(Stored items from a collection)
-----
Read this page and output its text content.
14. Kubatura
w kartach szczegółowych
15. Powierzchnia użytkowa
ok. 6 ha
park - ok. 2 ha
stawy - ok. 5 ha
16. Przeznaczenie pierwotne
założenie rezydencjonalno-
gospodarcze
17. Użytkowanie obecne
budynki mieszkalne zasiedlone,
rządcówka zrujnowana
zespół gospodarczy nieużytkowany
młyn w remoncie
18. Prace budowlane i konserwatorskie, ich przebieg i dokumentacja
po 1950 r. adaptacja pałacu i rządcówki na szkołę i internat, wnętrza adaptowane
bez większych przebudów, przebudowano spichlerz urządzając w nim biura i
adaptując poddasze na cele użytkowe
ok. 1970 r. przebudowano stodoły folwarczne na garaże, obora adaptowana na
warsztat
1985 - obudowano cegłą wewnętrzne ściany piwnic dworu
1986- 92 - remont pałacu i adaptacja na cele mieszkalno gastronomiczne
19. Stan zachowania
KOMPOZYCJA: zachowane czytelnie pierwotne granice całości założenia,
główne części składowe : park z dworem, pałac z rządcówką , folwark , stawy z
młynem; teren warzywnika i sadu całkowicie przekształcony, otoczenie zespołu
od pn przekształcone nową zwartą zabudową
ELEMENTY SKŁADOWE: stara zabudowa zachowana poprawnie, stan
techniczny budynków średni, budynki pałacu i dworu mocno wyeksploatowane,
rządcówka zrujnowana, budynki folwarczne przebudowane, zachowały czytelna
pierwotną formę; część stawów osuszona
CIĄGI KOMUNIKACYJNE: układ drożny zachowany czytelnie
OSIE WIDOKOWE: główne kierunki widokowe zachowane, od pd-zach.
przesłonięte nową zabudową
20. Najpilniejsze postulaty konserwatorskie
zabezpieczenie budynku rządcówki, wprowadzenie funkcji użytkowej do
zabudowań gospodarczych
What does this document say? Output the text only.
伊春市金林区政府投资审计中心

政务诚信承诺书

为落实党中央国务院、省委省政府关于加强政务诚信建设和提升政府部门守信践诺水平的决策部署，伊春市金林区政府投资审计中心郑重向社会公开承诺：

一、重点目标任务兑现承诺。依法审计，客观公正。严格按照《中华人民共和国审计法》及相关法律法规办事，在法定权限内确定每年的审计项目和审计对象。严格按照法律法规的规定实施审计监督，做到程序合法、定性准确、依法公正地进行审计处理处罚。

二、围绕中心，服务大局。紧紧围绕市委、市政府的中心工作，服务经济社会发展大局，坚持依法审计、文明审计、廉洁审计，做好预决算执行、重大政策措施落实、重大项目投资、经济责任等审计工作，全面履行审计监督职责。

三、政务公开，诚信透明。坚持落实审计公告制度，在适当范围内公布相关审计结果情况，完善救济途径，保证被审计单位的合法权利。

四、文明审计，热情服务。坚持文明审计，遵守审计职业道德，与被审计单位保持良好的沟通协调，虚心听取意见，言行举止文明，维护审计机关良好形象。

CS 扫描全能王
-----
--- TASK DETAILS ---
Transcribe the whole listing with nothing added or left out.

--- EXERCISE RESPONSE ---
Read this page and output its text content.
14. Kubatura
w kartach szczegółowych
15. Powierzchnia użytkowa
ok. 6 ha
park - ok. 2 ha
stawy - ok. 5 ha
16. Przeznaczenie pierwotne
założenie rezydencjonalno-
gospodarcze
17. Użytkowanie obecne
budynki mieszkalne zasiedlone,
rządcówka zrujnowana
zespół gospodarczy nieużytkowany
młyn w remoncie
18. Prace budowlane i konserwatorskie, ich przebieg i dokumentacja
po 1950 r. adaptacja pałacu i rządcówki na szkołę i internat, wnętrza adaptowane
bez większych przebudów, przebudowano spichlerz urządzając w nim biura i
adaptując poddasze na cele użytkowe
ok. 1970 r. przebudowano stodoły folwarczne na garaże, obora adaptowana na
warsztat
1985 - obudowano cegłą wewnętrzne ściany piwnic dworu
1986- 92 - remont pałacu i adaptacja na cele mieszkalno gastronomiczne
19. Stan zachowania
KOMPOZYCJA: zachowane czytelnie pierwotne granice całości założenia,
główne części składowe : park z dworem, pałac z rządcówką , folwark , stawy z
młynem; teren warzywnika i sadu całkowicie przekształcony, otoczenie zespołu
od pn przekształcone nową zwartą zabudową
ELEMENTY SKŁADOWE: stara zabudowa zachowana poprawnie, stan
techniczny budynków średni, budynki pałacu i dworu mocno wyeksploatowane,
rządcówka zrujnowana, budynki folwarczne przebudowane, zachowały czytelna
pierwotną formę; część stawów osuszona
CIĄGI KOMUNIKACYJNE: układ drożny zachowany czytelnie
OSIE WIDOKOWE: główne kierunki widokowe zachowane, od pd-zach.
przesłonięte nową zabudową
20. Najpilniejsze postulaty konserwatorskie
zabezpieczenie budynku rządcówki, wprowadzenie funkcji użytkowej do
zabudowań gospodarczych
What does this document say? Output the text only.
伊春市金林区政府投资审计中心

政务诚信承诺书

为落实党中央国务院、省委省政府关于加强政务诚信建设和提升政府部门守信践诺水平的决策部署，伊春市金林区政府投资审计中心郑重向社会公开承诺：

一、重点目标任务兑现承诺。依法审计，客观公正。严格按照《中华人民共和国审计法》及相关法律法规办事，在法定权限内确定每年的审计项目和审计对象。严格按照法律法规的规定实施审计监督，做到程序合法、定性准确、依法公正地进行审计处理处罚。

二、围绕中心，服务大局。紧紧围绕市委、市政府的中心工作，服务经济社会发展大局，坚持依法审计、文明审计、廉洁审计，做好预决算执行、重大政策措施落实、重大项目投资、经济责任等审计工作，全面履行审计监督职责。

三、政务公开，诚信透明。坚持落实审计公告制度，在适当范围内公布相关审计结果情况，完善救济途径，保证被审计单位的合法权利。

四、文明审计，热情服务。坚持文明审计，遵守审计职业道德，与被审计单位保持良好的沟通协调，虚心听取意见，言行举止文明，维护审计机关良好形象。

CS 扫描全能王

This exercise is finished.